* begin Passage *

Art gallery in Milton Keynes, England

MK Gallery (also 'Milton Keynes Gallery' or 'MK G') is the municipal art gallery of Milton Keynes, a city in Buckinghamshire about 50 miles (80 km) northwest of London. The gallery was extended and remodelled in 2018/19 and includes an art-house cinema. It does not have a permanent collection.

== History ==
The gallery was founded in 1999 under the management of the Milton Keynes Theatre and Gallery Company.

The Gallery partially closed from 2015 to 2019 for a substantial expansion and renovation. The building now has five exhibition galleries, an auditorium/cinema and a studio.

== Exhibitions ==
The more notable exhibitions presented by the gallery include:

1990s
- Gilbert & George: The Rudimentary Pictures (1999-2000)

2000s

- Mark Francis: Elements (2000)
- Richard Hamilton: New Technology and Printmaking (2000)
- Alison Turnbull: Houses into Flats (2000)
- Richard Wright (2000)
- Richard Ross: Gathering Light (2000–01)
- Jan Dibbets: Ten Cupolas (2000–01)
- John Riddy: Recent Work (2000–01)
- Mark Wallinger: Cave (2001)
- Abigail Lane: Tomorrow’s World, Yesterday’s Fever (Mental Guests Incorporated) (2001)
- Andy Warhol: Cars (2001)
- Dalziel + Scullion: Home (2002)
- Tim Noble and Sue Webster: Ghastly Arrangements (2002)
- Jiri Georg Dokoupil: Every Cloud is a Way (2002)

* end Passage *
* begin Data shown *

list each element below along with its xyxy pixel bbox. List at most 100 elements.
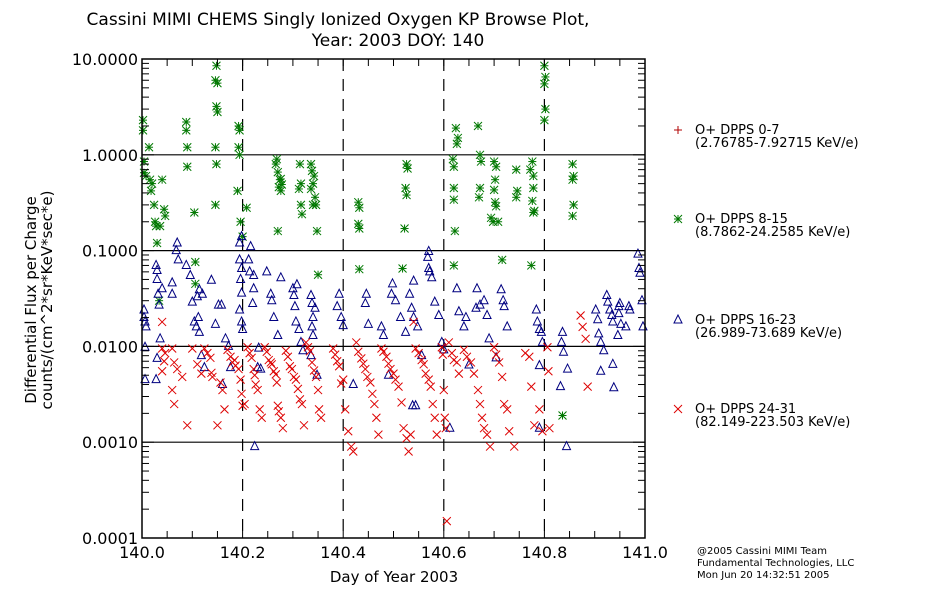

* end Data shown *

* **To be done**:
**A)** According to the MK Gallery text, how many exhibition galleries does the building now have?
**B)** Carry on the MK Gallery text from the point where it ends.
The material has no connection to the MK Gallery text.

* **Answers in order**:
**A)** Five.

**B)**
- Boyd Webb: Horse & Dog (2002)
- Sarah Lucas and others: Temple of Bacchus (2003)
- Boyd & Evans: Landmarks (2004)

2010s

- Paula Rego: Obedience and Defiance (2019)
- George Stubbs: 'all done from nature' (2019–20)

2020s

- Laura Knight: A Panoramic View (2021–22)
- Vivian Maier: Anthology (2022)
- Larry Achiampong: Wayfinder (2022–23)
- Boyd & Evans: High Time (2023)
- Saul Leiter: An Unfinished World (2024)
- Vanessa Bell: A World of Form and Colour (2024-25)
- Andy Warhol: Portrait of America
- Euan Uglow: An Arc From The Eye (2026)

== Current and former directors ==
- Stephen Snoddy
- Michael Stanley
- Anthony Spira

==Cinema==
The top floor of the gallery has a multi-purpose auditorium overlooking Campbell Park. In its cinema configuration, the auditorium shows international films curated by Curzon Cinemas, as well as live-streamed National Theatre and Royal Opera House performances.